- What you will do -
Among the entries below, find the lines with the word "JSON" and return them.

- Raw data -
[Start of section]

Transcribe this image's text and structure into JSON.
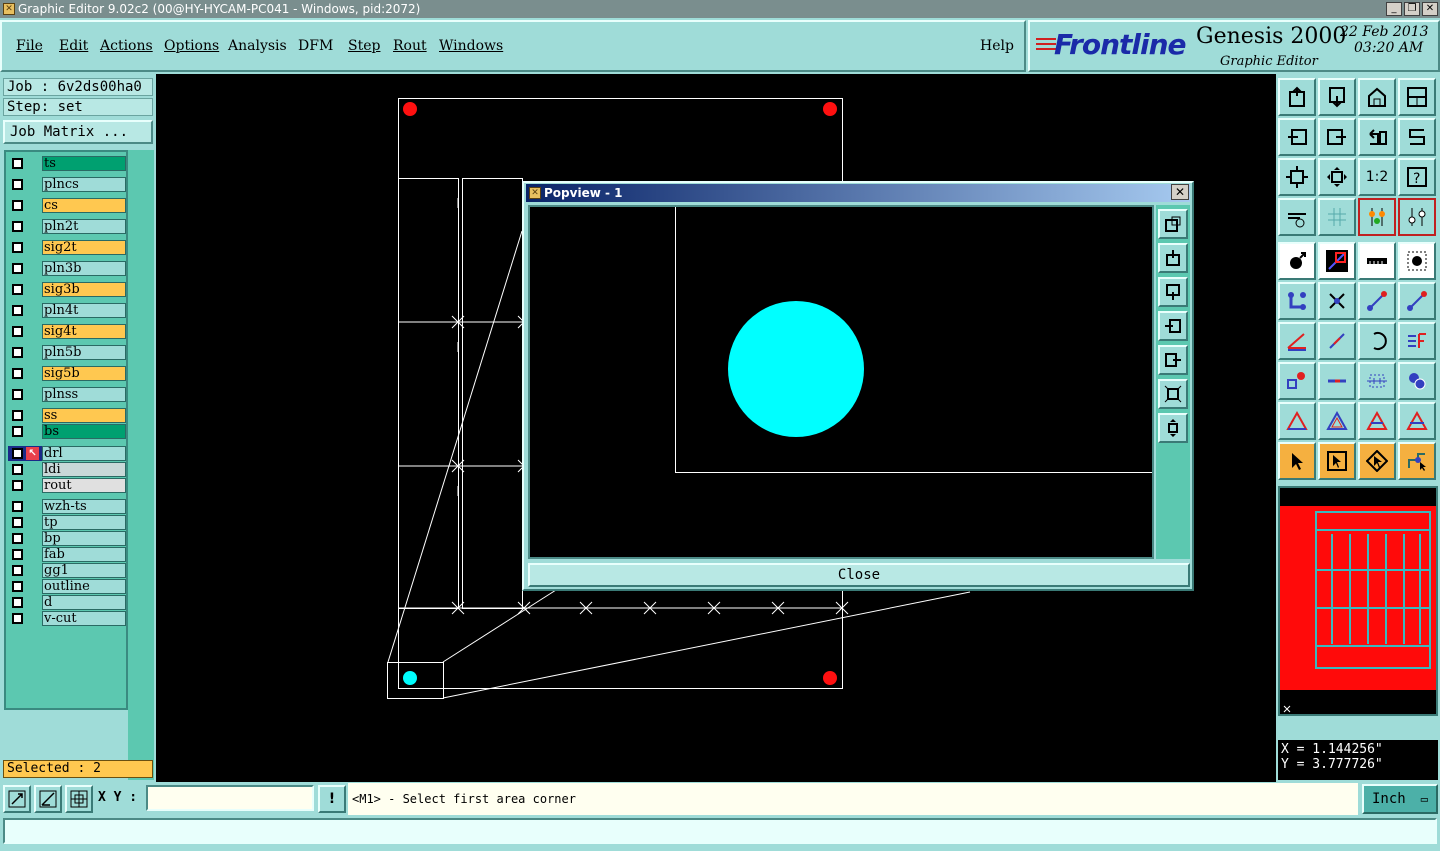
{
  "window": {
    "title": "Graphic Editor 9.02c2 (00@HY-HYCAM-PC041 - Windows, pid:2072)"
  },
  "menu": [
    "File",
    "Edit",
    "Actions",
    "Options",
    "Analysis",
    "DFM",
    "Step",
    "Rout",
    "Windows"
  ],
  "help": "Help",
  "brand": {
    "logo": "Frontline",
    "product": "Genesis 2000",
    "subtitle": "Graphic Editor",
    "date": "22 Feb 2013",
    "time": "03:20 AM"
  },
  "job": {
    "job_line": "Job : 6v2ds00ha0",
    "step_line": "Step: set",
    "matrix_button": "Job Matrix ..."
  },
  "layers": [
    {
      "name": "ts",
      "color": "#00a070"
    },
    {
      "name": "plncs",
      "color": "#9fdcd8"
    },
    {
      "name": "cs",
      "color": "#ffc850"
    },
    {
      "name": "pln2t",
      "color": "#9fdcd8"
    },
    {
      "name": "sig2t",
      "color": "#ffc850"
    },
    {
      "name": "pln3b",
      "color": "#9fdcd8"
    },
    {
      "name": "sig3b",
      "color": "#ffc850"
    },
    {
      "name": "pln4t",
      "color": "#9fdcd8"
    },
    {
      "name": "sig4t",
      "color": "#ffc850"
    },
    {
      "name": "pln5b",
      "color": "#9fdcd8"
    },
    {
      "name": "sig5b",
      "color": "#ffc850"
    },
    {
      "name": "plnss",
      "color": "#9fdcd8"
    },
    {
      "name": "ss",
      "color": "#ffc850"
    },
    {
      "name": "bs",
      "color": "#00a070"
    },
    {
      "name": "drl",
      "color": "#9fdcd8"
    },
    {
      "name": "ldi",
      "color": "#c8d8d8"
    },
    {
      "name": "rout",
      "color": "#e0e0e0"
    },
    {
      "name": "wzh-ts",
      "color": "#9fdcd8"
    },
    {
      "name": "tp",
      "color": "#9fdcd8"
    },
    {
      "name": "bp",
      "color": "#9fdcd8"
    },
    {
      "name": "fab",
      "color": "#9fdcd8"
    },
    {
      "name": "gg1",
      "color": "#9fdcd8"
    },
    {
      "name": "outline",
      "color": "#9fdcd8"
    },
    {
      "name": "d",
      "color": "#9fdcd8"
    },
    {
      "name": "v-cut",
      "color": "#9fdcd8"
    }
  ],
  "selected": "Selected : 2",
  "popview": {
    "title": "Popview - 1",
    "close_label": "Close"
  },
  "coords": {
    "x": "X = 1.144256\"",
    "y": "Y = 3.777726\""
  },
  "bottom": {
    "xy_label": "X Y :",
    "xy_value": "",
    "prompt": "<M1> - Select first area corner",
    "unit": "Inch"
  },
  "zoom_ratio_label": "1:2"
}
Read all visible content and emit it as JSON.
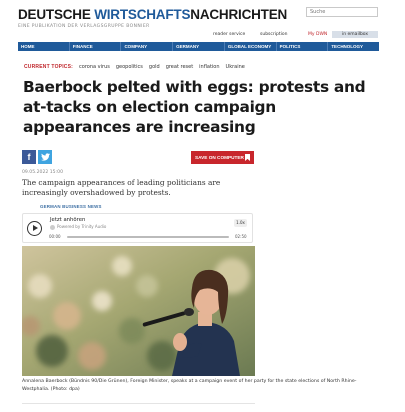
{
  "header": {
    "logo_part1": "DEUTSCHE ",
    "logo_part2": "WIRTSCHAFTS",
    "logo_part3": "NACHRICHTEN",
    "logo_sub": "EINE PUBLIKATION DER VERLAGSGRUPPE BONNIER",
    "search_placeholder": "Suche",
    "reader_service": "reader service",
    "subscription": "subscription",
    "my_dwn": "My DWN",
    "emailbox": "in emailbox"
  },
  "nav": {
    "items": [
      "HOME",
      "FINANCE",
      "COMPANY",
      "GERMANY",
      "GLOBAL ECONOMY",
      "POLITICS",
      "TECHNOLOGY"
    ]
  },
  "topics": {
    "label": "CURRENT TOPICS:",
    "items": [
      "corona virus",
      "geopolitics",
      "gold",
      "great reset",
      "inflation",
      "Ukraine"
    ]
  },
  "article": {
    "headline": "Baerbock pelted with eggs: protests and at-tacks on election campaign appearances are increasing",
    "save_label": "SAVE ON COMPUTER",
    "date": "09.05.2022 15:00",
    "lead": "The campaign appearances of leading politicians are increasingly overshadowed by protests.",
    "source": "GERMAN BUSINESS NEWS",
    "caption": "Annalena Baerbock (Bündnis 90/Die Grünen), Foreign Minister, speaks at a campaign event of her party for the state elections of North Rhine-Westphalia. (Photo: dpa)"
  },
  "player": {
    "title": "Jetzt anhören",
    "powered": "Powered by Trinity Audio",
    "speed": "1.0x",
    "time_start": "00:00",
    "time_end": "02:50",
    "progress": 0.0
  },
  "colors": {
    "nav_bg": "#1f5a9a",
    "accent_red": "#c8262c",
    "facebook": "#3b5998",
    "twitter": "#3fa4e0"
  },
  "icons": {
    "facebook": "facebook-icon",
    "twitter": "twitter-icon",
    "save": "bookmark-icon",
    "play": "play-icon"
  }
}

[End of section]

- Output for this exercise -
Transcribe this image's text and structure into JSON.
Read all visible content and emit it as JSON.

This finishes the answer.